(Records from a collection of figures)
————
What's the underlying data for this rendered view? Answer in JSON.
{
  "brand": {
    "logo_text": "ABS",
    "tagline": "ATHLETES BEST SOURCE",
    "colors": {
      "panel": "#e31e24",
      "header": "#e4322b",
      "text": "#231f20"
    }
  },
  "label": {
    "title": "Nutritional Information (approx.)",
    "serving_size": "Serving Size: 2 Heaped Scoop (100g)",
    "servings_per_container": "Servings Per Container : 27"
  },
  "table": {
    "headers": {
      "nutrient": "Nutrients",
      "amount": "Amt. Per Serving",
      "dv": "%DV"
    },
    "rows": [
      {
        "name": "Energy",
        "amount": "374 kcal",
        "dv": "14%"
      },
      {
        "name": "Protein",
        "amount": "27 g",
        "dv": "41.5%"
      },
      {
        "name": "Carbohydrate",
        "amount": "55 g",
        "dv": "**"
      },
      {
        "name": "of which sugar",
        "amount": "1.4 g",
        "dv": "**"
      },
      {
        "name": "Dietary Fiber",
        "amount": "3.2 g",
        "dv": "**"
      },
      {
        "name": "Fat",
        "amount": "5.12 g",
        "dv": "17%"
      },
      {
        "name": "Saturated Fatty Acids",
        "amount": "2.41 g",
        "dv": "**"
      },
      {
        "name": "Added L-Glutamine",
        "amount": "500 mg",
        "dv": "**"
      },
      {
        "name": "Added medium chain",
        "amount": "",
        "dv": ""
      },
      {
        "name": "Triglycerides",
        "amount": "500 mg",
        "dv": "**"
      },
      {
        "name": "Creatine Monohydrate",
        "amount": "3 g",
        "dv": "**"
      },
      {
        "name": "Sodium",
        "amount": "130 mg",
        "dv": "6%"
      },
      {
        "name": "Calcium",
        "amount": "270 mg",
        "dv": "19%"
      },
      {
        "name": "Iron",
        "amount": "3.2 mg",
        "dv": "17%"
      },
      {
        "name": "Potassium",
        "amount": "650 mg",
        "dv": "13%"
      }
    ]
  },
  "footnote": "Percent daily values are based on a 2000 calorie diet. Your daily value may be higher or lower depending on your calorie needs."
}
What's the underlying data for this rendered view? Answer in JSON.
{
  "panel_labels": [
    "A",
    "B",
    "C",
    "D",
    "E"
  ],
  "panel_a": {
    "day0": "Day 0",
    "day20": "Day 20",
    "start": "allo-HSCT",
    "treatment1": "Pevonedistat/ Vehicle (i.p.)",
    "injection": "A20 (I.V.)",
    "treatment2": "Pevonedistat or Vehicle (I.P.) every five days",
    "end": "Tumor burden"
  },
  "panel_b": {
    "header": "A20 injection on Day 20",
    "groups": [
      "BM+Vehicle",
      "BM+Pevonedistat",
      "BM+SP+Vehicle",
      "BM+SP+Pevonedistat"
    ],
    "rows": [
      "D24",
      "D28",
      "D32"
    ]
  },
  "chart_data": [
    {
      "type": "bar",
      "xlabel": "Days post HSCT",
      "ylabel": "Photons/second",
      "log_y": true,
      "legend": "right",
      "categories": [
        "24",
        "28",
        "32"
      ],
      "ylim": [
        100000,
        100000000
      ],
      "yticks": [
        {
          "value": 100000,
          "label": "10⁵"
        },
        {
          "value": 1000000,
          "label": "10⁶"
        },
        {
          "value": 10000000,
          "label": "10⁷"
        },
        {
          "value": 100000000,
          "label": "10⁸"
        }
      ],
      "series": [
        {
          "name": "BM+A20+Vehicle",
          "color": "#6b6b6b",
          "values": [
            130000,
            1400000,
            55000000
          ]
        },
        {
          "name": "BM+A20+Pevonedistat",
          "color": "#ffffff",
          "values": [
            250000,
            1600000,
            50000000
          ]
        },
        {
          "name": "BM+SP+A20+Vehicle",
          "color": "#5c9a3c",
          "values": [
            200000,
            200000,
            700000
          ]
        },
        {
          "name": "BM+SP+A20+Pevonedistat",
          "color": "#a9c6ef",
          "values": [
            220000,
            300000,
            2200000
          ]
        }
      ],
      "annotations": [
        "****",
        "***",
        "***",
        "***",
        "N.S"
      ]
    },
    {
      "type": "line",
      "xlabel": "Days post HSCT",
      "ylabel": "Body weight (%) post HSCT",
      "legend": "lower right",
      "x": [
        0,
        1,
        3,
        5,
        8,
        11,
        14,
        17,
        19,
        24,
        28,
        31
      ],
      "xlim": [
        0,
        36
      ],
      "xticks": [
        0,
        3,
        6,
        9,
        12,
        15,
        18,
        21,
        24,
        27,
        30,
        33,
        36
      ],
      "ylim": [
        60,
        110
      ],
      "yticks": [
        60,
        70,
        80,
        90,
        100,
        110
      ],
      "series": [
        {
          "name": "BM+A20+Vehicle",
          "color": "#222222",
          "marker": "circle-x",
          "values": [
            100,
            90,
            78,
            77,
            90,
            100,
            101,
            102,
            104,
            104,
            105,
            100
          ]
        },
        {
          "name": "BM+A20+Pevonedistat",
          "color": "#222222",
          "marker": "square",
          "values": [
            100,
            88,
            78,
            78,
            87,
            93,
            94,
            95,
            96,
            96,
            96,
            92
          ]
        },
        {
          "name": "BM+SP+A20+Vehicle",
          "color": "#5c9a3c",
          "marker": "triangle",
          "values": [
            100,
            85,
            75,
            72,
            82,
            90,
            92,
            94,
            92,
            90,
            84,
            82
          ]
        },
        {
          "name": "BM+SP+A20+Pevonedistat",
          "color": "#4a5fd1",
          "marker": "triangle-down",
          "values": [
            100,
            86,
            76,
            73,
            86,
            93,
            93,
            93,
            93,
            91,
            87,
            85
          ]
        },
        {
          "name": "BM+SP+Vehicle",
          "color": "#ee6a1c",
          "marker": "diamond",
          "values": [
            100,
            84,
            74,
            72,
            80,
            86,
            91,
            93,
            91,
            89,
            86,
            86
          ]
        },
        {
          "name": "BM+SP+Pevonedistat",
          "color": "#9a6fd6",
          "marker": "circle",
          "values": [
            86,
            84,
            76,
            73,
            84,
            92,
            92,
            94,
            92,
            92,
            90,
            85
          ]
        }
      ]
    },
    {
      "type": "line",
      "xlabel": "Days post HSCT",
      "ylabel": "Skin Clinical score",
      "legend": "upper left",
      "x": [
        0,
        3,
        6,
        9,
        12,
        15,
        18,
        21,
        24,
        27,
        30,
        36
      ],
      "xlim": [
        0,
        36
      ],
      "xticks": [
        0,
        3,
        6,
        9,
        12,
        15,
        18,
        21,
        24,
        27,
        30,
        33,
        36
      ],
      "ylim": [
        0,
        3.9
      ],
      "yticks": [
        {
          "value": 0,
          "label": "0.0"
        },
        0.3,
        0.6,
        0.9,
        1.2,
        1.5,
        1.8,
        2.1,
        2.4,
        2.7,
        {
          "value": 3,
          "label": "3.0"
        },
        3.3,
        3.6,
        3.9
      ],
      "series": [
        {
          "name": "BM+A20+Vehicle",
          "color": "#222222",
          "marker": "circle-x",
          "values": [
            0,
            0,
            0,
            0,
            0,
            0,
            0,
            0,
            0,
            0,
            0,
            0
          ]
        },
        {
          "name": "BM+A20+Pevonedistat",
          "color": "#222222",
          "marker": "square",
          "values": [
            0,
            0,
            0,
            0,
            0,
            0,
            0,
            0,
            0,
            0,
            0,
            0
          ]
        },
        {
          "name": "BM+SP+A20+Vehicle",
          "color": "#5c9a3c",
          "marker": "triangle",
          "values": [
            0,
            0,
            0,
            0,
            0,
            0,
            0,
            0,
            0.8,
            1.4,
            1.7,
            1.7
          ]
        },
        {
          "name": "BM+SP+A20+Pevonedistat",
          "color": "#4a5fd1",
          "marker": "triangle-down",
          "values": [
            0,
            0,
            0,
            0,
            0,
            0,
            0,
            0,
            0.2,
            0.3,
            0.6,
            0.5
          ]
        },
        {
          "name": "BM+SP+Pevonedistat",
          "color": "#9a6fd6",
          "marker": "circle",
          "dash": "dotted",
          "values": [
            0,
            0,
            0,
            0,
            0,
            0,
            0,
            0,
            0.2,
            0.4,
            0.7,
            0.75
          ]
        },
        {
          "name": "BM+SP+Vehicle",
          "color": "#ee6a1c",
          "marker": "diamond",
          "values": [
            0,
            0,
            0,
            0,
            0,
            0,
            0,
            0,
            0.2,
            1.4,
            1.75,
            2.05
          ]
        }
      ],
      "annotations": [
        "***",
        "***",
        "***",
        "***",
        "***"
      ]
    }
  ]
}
————
• YOUR OBJECTIVE: Where a line above includes "injection", copy that line.

• EXERCISE OUTPUT:
    "injection": "A20 (I.V.)",
    "header": "A20 injection on Day 20",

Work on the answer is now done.